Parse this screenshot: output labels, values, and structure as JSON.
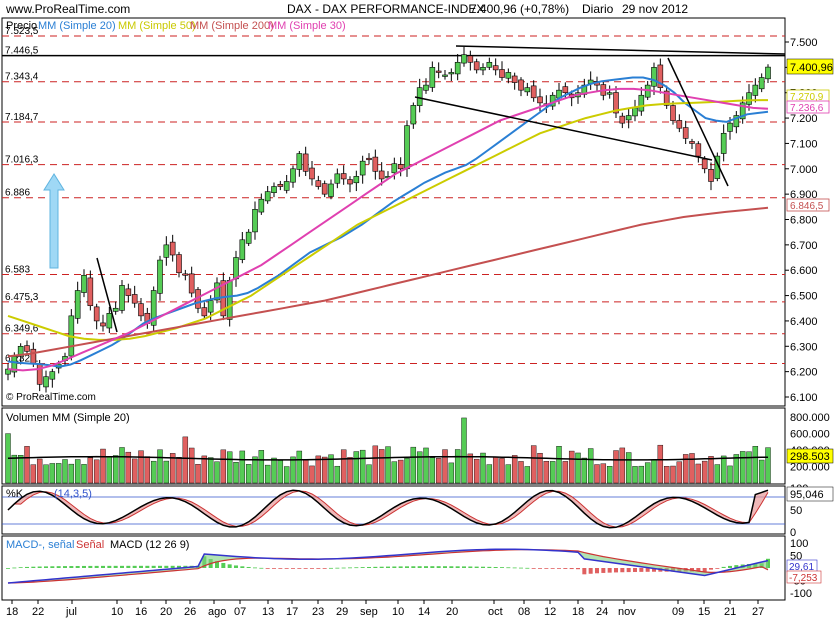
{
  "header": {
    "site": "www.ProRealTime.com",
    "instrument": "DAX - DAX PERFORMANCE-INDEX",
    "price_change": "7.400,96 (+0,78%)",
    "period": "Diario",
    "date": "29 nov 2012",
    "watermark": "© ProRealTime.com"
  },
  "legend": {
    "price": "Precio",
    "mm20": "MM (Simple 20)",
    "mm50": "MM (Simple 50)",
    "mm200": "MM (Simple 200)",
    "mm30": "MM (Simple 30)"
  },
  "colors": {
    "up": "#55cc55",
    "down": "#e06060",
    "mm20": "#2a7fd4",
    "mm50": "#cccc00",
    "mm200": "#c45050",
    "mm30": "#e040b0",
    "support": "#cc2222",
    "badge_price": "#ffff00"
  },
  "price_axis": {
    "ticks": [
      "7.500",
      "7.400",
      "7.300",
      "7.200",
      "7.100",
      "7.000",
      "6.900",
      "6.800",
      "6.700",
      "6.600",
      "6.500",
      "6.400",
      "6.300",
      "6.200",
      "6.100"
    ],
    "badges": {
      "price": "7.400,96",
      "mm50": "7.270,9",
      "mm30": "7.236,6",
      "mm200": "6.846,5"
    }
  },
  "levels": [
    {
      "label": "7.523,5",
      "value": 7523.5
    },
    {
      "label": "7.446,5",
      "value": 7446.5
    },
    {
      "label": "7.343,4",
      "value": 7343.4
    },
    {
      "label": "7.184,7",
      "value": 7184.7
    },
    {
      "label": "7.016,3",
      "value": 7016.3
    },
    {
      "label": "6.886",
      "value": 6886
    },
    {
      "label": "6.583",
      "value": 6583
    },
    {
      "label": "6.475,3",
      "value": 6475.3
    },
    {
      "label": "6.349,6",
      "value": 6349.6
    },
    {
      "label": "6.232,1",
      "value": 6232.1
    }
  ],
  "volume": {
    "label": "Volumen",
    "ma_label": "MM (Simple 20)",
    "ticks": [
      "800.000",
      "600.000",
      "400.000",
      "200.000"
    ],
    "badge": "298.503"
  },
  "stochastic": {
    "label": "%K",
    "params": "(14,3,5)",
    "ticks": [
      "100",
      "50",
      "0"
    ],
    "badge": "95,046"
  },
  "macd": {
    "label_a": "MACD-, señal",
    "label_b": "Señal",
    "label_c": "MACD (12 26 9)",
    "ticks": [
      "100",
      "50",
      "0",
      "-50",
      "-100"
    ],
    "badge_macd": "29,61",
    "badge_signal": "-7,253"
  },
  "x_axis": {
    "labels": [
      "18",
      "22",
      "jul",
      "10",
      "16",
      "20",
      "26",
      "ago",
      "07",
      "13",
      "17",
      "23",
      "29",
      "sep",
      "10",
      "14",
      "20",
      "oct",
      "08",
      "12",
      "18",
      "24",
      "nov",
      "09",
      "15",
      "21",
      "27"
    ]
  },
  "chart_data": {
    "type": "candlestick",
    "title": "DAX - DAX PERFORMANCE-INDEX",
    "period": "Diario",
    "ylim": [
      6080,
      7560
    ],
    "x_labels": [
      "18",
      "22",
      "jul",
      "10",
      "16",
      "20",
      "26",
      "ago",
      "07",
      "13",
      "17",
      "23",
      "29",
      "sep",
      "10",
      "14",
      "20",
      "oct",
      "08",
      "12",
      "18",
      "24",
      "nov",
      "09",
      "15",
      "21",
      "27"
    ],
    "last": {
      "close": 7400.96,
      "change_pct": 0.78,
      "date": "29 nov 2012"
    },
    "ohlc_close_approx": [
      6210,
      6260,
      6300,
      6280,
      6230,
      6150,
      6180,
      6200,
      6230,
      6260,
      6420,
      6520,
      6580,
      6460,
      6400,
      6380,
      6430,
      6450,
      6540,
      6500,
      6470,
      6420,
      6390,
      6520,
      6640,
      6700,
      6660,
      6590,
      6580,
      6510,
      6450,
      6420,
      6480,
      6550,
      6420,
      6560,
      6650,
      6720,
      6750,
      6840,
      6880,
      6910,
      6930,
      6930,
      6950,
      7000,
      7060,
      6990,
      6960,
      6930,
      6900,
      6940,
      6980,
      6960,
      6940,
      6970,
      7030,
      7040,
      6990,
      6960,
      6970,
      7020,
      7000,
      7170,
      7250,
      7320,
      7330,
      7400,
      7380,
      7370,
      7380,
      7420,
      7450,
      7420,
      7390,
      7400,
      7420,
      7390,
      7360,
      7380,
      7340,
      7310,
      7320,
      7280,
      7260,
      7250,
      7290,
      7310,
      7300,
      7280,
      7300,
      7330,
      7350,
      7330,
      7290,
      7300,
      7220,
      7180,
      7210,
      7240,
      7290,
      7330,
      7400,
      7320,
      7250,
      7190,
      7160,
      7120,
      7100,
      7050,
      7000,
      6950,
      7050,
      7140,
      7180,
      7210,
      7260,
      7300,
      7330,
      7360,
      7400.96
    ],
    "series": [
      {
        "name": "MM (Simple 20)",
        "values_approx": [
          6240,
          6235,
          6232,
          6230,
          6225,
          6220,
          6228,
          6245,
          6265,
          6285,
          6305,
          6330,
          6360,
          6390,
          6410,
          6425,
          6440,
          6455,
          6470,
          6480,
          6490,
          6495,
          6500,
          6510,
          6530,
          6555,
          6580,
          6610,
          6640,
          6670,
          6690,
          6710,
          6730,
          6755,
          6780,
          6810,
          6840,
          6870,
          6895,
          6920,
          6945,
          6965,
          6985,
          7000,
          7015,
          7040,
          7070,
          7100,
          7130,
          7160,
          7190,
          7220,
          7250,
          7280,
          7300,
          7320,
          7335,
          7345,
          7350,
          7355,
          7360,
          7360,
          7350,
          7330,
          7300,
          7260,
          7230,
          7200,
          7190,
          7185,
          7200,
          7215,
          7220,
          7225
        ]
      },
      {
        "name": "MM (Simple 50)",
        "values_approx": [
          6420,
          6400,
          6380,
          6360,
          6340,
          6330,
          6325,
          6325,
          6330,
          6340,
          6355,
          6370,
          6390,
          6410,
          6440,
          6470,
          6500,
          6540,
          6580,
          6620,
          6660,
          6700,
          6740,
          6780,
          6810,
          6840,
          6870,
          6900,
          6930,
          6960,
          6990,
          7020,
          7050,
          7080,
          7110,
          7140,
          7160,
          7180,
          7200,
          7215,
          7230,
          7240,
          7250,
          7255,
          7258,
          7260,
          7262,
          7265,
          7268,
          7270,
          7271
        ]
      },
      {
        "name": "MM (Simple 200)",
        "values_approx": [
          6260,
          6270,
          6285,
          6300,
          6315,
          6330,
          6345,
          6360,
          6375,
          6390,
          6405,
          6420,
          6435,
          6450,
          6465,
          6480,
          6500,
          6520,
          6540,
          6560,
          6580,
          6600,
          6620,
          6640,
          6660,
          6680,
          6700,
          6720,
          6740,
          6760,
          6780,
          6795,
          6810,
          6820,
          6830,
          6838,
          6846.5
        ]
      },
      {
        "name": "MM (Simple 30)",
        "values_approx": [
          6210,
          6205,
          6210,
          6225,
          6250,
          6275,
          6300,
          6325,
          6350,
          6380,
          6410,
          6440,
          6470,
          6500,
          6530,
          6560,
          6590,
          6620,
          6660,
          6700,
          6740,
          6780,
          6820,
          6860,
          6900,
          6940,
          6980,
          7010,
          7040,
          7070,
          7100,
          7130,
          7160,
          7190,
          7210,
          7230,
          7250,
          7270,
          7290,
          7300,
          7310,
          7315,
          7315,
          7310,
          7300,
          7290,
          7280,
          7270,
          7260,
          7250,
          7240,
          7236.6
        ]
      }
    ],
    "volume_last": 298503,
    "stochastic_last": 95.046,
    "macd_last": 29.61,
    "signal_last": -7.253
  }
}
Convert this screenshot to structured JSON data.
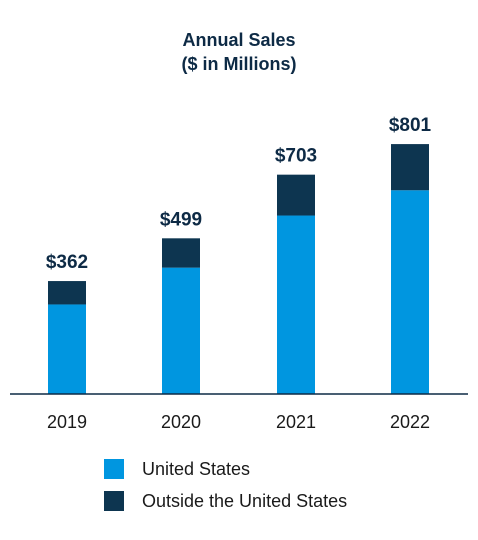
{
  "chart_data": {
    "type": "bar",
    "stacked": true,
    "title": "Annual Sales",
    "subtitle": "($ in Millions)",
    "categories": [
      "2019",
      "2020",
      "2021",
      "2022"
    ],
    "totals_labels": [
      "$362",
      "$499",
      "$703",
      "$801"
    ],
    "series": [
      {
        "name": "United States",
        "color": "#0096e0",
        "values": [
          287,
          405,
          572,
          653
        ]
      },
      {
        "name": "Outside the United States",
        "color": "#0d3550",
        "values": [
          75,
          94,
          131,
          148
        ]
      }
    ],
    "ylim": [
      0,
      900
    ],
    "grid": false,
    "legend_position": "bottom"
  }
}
···
In the entries above, identify every line with the string "States".

        "name": "United States",
        "name": "Outside the United States",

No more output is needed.